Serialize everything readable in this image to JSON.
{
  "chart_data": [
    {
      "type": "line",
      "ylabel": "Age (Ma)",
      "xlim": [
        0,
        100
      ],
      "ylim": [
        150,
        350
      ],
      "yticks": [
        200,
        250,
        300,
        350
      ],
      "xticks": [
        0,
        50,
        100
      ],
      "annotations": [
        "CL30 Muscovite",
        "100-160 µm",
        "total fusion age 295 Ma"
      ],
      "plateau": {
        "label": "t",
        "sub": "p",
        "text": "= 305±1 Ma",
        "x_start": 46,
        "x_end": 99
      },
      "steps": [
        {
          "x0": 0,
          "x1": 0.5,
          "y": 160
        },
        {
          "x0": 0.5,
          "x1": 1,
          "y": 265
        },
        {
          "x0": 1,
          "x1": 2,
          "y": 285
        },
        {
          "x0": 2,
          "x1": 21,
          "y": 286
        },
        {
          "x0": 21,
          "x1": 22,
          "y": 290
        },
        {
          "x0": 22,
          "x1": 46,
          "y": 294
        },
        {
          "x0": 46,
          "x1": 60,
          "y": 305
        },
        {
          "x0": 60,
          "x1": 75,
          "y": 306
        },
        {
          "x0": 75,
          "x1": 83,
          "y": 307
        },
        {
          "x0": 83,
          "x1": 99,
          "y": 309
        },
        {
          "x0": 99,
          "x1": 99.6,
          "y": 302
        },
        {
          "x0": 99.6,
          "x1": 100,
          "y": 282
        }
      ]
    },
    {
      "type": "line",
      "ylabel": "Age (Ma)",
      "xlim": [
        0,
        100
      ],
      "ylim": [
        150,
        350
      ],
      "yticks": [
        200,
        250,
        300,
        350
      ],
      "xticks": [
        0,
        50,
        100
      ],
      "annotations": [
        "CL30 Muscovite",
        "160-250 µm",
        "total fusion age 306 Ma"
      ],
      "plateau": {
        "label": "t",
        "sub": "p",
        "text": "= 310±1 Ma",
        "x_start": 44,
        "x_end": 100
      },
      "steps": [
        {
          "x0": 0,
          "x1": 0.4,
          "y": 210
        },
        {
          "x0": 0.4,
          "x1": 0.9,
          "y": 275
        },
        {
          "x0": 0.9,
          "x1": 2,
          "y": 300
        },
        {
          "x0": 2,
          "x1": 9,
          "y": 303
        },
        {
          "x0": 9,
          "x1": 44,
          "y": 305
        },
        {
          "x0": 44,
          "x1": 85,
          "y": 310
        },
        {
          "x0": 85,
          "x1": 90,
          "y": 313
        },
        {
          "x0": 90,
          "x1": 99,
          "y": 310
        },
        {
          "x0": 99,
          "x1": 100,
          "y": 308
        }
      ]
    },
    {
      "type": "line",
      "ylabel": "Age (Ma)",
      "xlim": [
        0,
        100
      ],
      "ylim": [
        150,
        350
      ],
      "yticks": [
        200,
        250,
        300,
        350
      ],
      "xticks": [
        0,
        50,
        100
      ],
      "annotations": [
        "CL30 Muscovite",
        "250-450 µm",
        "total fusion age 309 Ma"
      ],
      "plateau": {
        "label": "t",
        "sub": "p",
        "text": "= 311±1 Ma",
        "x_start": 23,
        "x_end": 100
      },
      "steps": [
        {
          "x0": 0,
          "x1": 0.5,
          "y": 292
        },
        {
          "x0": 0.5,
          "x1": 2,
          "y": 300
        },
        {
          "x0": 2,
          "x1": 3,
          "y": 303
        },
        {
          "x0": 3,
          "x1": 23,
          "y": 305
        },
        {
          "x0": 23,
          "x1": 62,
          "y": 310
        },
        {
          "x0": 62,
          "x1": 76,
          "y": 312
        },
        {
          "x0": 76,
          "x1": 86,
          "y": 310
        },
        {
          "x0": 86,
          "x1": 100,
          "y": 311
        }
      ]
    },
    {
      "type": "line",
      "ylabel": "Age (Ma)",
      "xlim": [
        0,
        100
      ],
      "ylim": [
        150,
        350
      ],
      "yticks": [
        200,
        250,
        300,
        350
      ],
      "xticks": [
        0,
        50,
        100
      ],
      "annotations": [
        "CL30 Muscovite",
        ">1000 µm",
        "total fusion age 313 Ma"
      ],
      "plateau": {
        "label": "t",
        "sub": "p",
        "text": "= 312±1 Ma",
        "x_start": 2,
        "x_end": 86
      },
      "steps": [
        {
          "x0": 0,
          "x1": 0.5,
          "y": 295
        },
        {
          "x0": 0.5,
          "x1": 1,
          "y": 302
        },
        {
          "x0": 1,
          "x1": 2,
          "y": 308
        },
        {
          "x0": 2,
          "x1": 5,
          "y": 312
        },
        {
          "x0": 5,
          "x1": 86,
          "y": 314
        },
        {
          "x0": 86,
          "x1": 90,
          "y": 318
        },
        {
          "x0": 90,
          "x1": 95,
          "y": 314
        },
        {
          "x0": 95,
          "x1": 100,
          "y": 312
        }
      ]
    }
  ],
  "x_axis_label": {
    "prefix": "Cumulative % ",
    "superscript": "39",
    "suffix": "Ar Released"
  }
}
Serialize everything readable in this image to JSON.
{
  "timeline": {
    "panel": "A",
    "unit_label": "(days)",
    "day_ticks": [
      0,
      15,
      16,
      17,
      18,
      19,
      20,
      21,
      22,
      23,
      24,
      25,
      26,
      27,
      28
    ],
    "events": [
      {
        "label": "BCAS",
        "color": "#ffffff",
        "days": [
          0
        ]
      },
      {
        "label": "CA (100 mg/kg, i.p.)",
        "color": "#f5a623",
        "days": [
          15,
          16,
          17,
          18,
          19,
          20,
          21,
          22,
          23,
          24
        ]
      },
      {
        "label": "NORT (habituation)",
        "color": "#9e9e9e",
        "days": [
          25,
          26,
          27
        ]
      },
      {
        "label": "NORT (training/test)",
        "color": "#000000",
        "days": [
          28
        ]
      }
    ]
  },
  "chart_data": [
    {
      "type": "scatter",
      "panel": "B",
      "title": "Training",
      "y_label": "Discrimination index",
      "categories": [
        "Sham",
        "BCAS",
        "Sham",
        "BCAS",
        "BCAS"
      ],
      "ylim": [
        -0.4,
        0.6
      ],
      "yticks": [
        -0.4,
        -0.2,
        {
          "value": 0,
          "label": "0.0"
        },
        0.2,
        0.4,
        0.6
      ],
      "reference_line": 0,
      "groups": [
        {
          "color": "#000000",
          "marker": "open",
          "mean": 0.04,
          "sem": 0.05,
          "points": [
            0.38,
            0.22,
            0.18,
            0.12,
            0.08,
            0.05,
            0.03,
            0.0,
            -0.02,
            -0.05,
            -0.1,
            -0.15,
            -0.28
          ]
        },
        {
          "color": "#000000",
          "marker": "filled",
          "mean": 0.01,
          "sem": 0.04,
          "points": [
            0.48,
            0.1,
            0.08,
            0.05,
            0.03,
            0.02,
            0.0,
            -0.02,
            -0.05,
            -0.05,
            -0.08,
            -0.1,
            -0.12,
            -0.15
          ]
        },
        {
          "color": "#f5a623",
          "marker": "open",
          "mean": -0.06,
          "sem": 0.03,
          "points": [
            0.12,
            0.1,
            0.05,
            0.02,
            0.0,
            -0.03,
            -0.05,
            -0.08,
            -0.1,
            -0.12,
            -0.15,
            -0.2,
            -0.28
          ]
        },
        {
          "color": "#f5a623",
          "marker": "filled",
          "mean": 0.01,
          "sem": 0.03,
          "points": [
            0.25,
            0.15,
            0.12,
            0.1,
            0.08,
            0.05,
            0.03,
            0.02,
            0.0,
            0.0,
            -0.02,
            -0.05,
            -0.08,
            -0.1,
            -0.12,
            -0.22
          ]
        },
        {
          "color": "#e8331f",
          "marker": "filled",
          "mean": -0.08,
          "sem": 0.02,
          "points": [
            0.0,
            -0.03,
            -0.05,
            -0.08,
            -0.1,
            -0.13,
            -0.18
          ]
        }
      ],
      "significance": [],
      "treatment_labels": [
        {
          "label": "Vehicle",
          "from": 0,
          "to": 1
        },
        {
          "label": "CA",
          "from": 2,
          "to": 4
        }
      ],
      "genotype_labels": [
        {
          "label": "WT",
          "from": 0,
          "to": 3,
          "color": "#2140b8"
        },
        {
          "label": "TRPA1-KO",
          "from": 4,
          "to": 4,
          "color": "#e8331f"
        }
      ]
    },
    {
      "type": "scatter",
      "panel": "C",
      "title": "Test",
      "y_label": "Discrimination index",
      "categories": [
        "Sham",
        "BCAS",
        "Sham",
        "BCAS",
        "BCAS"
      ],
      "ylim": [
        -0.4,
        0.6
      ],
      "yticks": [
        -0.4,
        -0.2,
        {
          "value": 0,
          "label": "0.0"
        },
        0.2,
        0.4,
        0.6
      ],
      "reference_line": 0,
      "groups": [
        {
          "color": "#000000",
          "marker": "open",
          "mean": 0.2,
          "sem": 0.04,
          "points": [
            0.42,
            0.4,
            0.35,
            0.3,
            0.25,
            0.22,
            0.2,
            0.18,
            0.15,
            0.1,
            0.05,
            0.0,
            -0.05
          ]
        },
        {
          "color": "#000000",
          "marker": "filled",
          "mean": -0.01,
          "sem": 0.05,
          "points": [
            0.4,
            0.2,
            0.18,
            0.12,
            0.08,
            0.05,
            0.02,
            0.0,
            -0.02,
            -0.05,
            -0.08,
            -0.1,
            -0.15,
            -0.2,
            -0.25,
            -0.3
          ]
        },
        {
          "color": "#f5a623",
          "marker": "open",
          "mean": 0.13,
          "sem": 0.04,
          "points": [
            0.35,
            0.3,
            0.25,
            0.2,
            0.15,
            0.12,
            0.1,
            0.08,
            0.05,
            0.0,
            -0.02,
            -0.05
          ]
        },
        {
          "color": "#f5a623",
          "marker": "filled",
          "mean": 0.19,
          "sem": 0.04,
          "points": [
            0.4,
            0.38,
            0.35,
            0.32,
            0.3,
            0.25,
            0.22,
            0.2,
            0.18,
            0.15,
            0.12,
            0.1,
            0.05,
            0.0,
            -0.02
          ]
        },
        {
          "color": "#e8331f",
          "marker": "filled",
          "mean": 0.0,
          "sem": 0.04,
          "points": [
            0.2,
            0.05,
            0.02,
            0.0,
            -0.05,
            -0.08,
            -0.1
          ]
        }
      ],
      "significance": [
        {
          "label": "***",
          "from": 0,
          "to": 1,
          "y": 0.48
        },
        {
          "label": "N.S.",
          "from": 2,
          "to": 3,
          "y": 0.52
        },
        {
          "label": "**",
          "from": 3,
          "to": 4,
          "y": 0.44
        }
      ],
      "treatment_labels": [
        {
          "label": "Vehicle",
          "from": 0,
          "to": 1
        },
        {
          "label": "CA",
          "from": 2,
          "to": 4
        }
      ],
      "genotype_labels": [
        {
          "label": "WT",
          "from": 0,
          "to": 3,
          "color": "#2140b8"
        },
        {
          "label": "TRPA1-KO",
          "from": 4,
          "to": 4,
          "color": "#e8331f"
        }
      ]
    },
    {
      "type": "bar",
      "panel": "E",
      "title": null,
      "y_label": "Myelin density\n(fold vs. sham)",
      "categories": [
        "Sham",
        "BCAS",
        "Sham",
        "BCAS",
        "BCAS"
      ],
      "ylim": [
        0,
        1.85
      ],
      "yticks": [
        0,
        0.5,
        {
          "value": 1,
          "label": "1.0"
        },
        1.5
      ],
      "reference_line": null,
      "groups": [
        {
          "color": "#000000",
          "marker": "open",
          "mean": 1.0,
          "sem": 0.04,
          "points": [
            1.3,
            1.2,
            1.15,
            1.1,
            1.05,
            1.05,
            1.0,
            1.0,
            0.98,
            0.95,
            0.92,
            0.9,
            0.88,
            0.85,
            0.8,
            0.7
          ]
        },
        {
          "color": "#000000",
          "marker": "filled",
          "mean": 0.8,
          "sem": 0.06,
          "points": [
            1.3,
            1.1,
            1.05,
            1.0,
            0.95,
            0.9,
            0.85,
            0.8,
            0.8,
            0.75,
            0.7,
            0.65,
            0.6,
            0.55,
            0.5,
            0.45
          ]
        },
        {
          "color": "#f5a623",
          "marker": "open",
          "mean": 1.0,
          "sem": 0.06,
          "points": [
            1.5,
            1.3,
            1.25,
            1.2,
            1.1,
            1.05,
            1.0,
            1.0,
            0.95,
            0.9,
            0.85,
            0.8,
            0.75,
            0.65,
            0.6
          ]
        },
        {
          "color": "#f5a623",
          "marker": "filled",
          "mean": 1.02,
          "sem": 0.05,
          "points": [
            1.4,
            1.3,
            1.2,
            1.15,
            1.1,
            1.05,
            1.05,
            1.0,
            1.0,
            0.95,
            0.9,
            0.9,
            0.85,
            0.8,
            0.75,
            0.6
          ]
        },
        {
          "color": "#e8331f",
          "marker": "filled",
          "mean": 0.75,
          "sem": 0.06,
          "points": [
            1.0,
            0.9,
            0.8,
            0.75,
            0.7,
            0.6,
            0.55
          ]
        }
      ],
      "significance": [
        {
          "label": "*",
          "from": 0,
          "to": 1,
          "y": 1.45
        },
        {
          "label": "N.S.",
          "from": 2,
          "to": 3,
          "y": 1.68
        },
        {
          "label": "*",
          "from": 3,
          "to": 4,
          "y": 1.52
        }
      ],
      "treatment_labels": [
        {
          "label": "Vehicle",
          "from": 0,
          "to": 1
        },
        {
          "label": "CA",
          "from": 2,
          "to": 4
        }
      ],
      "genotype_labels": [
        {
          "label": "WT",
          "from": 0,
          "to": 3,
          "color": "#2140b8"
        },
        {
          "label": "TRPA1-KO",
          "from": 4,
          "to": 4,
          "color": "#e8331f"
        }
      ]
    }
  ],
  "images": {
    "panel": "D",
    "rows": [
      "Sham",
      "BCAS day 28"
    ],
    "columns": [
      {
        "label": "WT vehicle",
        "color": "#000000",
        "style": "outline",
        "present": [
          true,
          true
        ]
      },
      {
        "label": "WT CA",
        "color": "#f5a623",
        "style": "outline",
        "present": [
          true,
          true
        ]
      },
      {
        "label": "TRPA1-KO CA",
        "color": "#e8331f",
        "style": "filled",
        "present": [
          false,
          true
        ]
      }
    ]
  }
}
====
| Given exercise |
Gather every line from the entries above where the word "text" appears, and copy them.

| Completed exercise |
        "text": "= 305±1 Ma",
        "text": "= 310±1 Ma",
        "text": "= 311±1 Ma",
        "text": "= 312±1 Ma",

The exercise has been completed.